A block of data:

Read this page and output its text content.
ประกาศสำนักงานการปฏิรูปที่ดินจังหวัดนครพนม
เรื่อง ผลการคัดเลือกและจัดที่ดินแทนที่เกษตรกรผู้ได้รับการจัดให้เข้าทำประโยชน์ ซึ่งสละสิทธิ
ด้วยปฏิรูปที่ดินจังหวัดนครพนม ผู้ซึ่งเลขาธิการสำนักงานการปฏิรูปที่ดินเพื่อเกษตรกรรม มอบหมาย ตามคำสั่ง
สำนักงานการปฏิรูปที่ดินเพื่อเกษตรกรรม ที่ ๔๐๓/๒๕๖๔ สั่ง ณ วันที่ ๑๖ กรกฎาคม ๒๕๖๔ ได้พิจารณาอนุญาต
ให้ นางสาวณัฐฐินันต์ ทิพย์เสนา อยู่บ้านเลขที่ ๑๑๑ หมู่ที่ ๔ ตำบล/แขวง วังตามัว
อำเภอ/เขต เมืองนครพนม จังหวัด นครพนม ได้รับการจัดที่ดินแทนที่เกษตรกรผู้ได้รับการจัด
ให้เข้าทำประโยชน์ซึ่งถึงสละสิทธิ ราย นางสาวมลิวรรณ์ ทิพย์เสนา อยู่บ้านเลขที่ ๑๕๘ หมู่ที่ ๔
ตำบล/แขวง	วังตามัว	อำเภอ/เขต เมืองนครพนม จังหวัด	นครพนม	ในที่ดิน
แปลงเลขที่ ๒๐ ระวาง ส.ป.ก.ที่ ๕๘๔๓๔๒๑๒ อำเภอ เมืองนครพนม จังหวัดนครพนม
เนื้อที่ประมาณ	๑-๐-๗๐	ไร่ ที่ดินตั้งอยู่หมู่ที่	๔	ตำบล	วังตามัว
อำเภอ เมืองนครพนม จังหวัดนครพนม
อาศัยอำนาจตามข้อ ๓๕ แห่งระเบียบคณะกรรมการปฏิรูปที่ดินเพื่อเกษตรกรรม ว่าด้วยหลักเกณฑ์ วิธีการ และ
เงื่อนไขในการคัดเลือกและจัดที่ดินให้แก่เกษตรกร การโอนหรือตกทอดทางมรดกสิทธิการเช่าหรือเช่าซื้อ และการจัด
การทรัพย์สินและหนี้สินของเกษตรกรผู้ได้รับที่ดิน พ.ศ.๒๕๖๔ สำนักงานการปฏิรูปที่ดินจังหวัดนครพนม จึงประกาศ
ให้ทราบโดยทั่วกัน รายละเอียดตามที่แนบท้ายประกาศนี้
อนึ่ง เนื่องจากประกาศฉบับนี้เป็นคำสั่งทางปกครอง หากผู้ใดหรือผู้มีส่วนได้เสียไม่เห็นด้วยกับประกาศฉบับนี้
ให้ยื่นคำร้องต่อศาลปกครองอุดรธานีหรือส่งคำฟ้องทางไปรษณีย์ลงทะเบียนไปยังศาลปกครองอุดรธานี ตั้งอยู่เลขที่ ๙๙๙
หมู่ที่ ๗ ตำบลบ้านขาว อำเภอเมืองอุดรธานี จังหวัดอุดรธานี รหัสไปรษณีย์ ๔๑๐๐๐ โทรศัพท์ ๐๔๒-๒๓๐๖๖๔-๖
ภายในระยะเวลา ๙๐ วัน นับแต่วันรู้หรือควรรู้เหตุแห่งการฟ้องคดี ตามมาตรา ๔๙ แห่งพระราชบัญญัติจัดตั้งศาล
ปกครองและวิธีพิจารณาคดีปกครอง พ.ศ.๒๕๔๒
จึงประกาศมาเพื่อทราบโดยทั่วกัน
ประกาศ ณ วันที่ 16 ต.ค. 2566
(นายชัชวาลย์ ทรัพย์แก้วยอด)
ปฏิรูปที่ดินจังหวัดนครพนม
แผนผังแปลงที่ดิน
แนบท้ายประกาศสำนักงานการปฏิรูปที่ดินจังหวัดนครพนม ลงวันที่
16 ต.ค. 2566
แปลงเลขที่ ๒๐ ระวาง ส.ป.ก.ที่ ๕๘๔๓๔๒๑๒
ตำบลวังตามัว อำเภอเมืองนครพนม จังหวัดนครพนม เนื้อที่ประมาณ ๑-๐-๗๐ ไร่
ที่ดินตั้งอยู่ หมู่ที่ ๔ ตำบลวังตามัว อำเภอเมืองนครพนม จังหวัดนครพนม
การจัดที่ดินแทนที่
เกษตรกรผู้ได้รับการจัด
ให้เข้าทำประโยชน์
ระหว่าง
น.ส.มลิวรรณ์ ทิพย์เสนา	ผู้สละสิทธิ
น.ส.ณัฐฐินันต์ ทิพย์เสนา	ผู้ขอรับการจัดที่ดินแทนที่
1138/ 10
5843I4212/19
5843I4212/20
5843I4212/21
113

- **SET PROBLEM**:
Show all lines above holding "วรรณ".

- **FINISHED TASK**:
ให้เข้าทำประโยชน์ซึ่งถึงสละสิทธิ ราย นางสาวมลิวรรณ์ ทิพย์เสนา อยู่บ้านเลขที่ ๑๕๘ หมู่ที่ ๔
น.ส.มลิวรรณ์ ทิพย์เสนา	ผู้สละสิทธิ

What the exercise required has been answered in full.